--- Begin ---

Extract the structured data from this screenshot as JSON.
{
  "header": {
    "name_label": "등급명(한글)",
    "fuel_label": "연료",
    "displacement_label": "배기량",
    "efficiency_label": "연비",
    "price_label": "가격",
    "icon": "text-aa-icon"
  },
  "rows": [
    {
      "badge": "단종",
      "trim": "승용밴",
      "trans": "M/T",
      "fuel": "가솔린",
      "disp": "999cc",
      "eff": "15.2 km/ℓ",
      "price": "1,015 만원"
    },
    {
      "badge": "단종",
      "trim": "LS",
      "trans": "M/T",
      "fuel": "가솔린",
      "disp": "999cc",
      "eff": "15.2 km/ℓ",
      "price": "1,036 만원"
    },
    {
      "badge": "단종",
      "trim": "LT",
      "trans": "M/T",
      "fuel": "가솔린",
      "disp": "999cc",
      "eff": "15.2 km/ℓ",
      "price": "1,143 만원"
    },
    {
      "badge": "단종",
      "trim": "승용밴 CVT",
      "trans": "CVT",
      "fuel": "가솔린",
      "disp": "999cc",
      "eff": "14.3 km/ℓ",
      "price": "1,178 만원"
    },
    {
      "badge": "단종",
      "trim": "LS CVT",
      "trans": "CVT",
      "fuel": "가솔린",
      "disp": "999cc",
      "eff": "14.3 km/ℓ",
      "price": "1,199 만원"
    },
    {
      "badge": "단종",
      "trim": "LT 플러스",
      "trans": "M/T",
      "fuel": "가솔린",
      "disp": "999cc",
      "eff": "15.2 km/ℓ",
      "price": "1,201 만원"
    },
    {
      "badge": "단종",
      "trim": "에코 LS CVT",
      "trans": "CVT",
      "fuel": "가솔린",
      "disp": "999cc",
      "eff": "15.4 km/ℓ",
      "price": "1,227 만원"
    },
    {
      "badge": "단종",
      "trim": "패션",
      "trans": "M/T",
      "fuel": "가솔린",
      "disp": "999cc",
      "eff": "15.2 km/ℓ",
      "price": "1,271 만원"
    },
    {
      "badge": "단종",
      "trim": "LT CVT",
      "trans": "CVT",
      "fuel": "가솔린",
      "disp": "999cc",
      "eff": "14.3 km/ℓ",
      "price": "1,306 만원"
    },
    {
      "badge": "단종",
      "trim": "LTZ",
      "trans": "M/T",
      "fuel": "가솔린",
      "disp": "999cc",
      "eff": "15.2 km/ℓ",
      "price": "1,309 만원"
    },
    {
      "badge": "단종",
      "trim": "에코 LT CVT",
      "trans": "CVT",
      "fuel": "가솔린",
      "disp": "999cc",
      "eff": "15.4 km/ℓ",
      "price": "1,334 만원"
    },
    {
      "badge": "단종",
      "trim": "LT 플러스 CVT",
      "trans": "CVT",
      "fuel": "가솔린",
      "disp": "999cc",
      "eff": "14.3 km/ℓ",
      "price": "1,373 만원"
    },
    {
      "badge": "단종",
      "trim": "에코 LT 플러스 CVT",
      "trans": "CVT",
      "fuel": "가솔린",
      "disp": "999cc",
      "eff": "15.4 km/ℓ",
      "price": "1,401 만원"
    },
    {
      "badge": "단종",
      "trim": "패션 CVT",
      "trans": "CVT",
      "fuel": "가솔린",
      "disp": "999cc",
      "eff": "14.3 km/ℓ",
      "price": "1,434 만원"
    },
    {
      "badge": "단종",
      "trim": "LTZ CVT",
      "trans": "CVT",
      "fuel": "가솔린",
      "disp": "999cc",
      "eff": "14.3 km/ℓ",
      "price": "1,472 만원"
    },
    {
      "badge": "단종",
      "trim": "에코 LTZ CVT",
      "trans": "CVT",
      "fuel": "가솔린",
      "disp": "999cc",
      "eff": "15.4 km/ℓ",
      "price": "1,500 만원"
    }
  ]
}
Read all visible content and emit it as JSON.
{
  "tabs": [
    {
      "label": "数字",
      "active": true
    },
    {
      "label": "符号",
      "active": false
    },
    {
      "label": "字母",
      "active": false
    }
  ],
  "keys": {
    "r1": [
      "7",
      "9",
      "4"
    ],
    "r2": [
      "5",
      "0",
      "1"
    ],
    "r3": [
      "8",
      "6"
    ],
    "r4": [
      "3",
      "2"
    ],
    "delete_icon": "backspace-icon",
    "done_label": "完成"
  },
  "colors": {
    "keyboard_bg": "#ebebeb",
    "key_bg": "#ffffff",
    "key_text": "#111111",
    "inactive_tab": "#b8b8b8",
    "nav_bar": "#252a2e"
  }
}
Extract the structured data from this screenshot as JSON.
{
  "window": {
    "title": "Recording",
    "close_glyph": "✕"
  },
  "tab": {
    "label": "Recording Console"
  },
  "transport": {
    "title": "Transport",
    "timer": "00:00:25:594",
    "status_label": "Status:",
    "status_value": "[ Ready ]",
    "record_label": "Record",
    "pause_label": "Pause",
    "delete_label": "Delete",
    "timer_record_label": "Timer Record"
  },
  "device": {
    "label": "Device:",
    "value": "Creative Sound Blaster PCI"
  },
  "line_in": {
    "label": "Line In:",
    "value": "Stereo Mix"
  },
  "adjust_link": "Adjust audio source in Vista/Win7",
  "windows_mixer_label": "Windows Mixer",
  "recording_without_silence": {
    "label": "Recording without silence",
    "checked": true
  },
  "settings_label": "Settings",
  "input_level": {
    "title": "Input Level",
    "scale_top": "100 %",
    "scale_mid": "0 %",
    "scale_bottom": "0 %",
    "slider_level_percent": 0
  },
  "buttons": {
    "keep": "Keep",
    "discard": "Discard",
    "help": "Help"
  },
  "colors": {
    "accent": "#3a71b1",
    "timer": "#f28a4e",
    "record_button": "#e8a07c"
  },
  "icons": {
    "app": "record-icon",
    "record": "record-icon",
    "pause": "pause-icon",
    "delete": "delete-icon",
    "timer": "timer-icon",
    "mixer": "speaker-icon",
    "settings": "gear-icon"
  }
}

--- End ---

» WHAT IS EXPECTED:
All of the data must be returned exactly.

» COMPLETED TASK:
Extract the structured data from this screenshot as JSON.
{
  "header": {
    "name_label": "등급명(한글)",
    "fuel_label": "연료",
    "displacement_label": "배기량",
    "efficiency_label": "연비",
    "price_label": "가격",
    "icon": "text-aa-icon"
  },
  "rows": [
    {
      "badge": "단종",
      "trim": "승용밴",
      "trans": "M/T",
      "fuel": "가솔린",
      "disp": "999cc",
      "eff": "15.2 km/ℓ",
      "price": "1,015 만원"
    },
    {
      "badge": "단종",
      "trim": "LS",
      "trans": "M/T",
      "fuel": "가솔린",
      "disp": "999cc",
      "eff": "15.2 km/ℓ",
      "price": "1,036 만원"
    },
    {
      "badge": "단종",
      "trim": "LT",
      "trans": "M/T",
      "fuel": "가솔린",
      "disp": "999cc",
      "eff": "15.2 km/ℓ",
      "price": "1,143 만원"
    },
    {
      "badge": "단종",
      "trim": "승용밴 CVT",
      "trans": "CVT",
      "fuel": "가솔린",
      "disp": "999cc",
      "eff": "14.3 km/ℓ",
      "price": "1,178 만원"
    },
    {
      "badge": "단종",
      "trim": "LS CVT",
      "trans": "CVT",
      "fuel": "가솔린",
      "disp": "999cc",
      "eff": "14.3 km/ℓ",
      "price": "1,199 만원"
    },
    {
      "badge": "단종",
      "trim": "LT 플러스",
      "trans": "M/T",
      "fuel": "가솔린",
      "disp": "999cc",
      "eff": "15.2 km/ℓ",
      "price": "1,201 만원"
    },
    {
      "badge": "단종",
      "trim": "에코 LS CVT",
      "trans": "CVT",
      "fuel": "가솔린",
      "disp": "999cc",
      "eff": "15.4 km/ℓ",
      "price": "1,227 만원"
    },
    {
      "badge": "단종",
      "trim": "패션",
      "trans": "M/T",
      "fuel": "가솔린",
      "disp": "999cc",
      "eff": "15.2 km/ℓ",
      "price": "1,271 만원"
    },
    {
      "badge": "단종",
      "trim": "LT CVT",
      "trans": "CVT",
      "fuel": "가솔린",
      "disp": "999cc",
      "eff": "14.3 km/ℓ",
      "price": "1,306 만원"
    },
    {
      "badge": "단종",
      "trim": "LTZ",
      "trans": "M/T",
      "fuel": "가솔린",
      "disp": "999cc",
      "eff": "15.2 km/ℓ",
      "price": "1,309 만원"
    },
    {
      "badge": "단종",
      "trim": "에코 LT CVT",
      "trans": "CVT",
      "fuel": "가솔린",
      "disp": "999cc",
      "eff": "15.4 km/ℓ",
      "price": "1,334 만원"
    },
    {
      "badge": "단종",
      "trim": "LT 플러스 CVT",
      "trans": "CVT",
      "fuel": "가솔린",
      "disp": "999cc",
      "eff": "14.3 km/ℓ",
      "price": "1,373 만원"
    },
    {
      "badge": "단종",
      "trim": "에코 LT 플러스 CVT",
      "trans": "CVT",
      "fuel": "가솔린",
      "disp": "999cc",
      "eff": "15.4 km/ℓ",
      "price": "1,401 만원"
    },
    {
      "badge": "단종",
      "trim": "패션 CVT",
      "trans": "CVT",
      "fuel": "가솔린",
      "disp": "999cc",
      "eff": "14.3 km/ℓ",
      "price": "1,434 만원"
    },
    {
      "badge": "단종",
      "trim": "LTZ CVT",
      "trans": "CVT",
      "fuel": "가솔린",
      "disp": "999cc",
      "eff": "14.3 km/ℓ",
      "price": "1,472 만원"
    },
    {
      "badge": "단종",
      "trim": "에코 LTZ CVT",
      "trans": "CVT",
      "fuel": "가솔린",
      "disp": "999cc",
      "eff": "15.4 km/ℓ",
      "price": "1,500 만원"
    }
  ]
}
Read all visible content and emit it as JSON.
{
  "tabs": [
    {
      "label": "数字",
      "active": true
    },
    {
      "label": "符号",
      "active": false
    },
    {
      "label": "字母",
      "active": false
    }
  ],
  "keys": {
    "r1": [
      "7",
      "9",
      "4"
    ],
    "r2": [
      "5",
      "0",
      "1"
    ],
    "r3": [
      "8",
      "6"
    ],
    "r4": [
      "3",
      "2"
    ],
    "delete_icon": "backspace-icon",
    "done_label": "完成"
  },
  "colors": {
    "keyboard_bg": "#ebebeb",
    "key_bg": "#ffffff",
    "key_text": "#111111",
    "inactive_tab": "#b8b8b8",
    "nav_bar": "#252a2e"
  }
}
Extract the structured data from this screenshot as JSON.
{
  "window": {
    "title": "Recording",
    "close_glyph": "✕"
  },
  "tab": {
    "label": "Recording Console"
  },
  "transport": {
    "title": "Transport",
    "timer": "00:00:25:594",
    "status_label": "Status:",
    "status_value": "[ Ready ]",
    "record_label": "Record",
    "pause_label": "Pause",
    "delete_label": "Delete",
    "timer_record_label": "Timer Record"
  },
  "device": {
    "label": "Device:",
    "value": "Creative Sound Blaster PCI"
  },
  "line_in": {
    "label": "Line In:",
    "value": "Stereo Mix"
  },
  "adjust_link": "Adjust audio source in Vista/Win7",
  "windows_mixer_label": "Windows Mixer",
  "recording_without_silence": {
    "label": "Recording without silence",
    "checked": true
  },
  "settings_label": "Settings",
  "input_level": {
    "title": "Input Level",
    "scale_top": "100 %",
    "scale_mid": "0 %",
    "scale_bottom": "0 %",
    "slider_level_percent": 0
  },
  "buttons": {
    "keep": "Keep",
    "discard": "Discard",
    "help": "Help"
  },
  "colors": {
    "accent": "#3a71b1",
    "timer": "#f28a4e",
    "record_button": "#e8a07c"
  },
  "icons": {
    "app": "record-icon",
    "record": "record-icon",
    "pause": "pause-icon",
    "delete": "delete-icon",
    "timer": "timer-icon",
    "mixer": "speaker-icon",
    "settings": "gear-icon"
  }
}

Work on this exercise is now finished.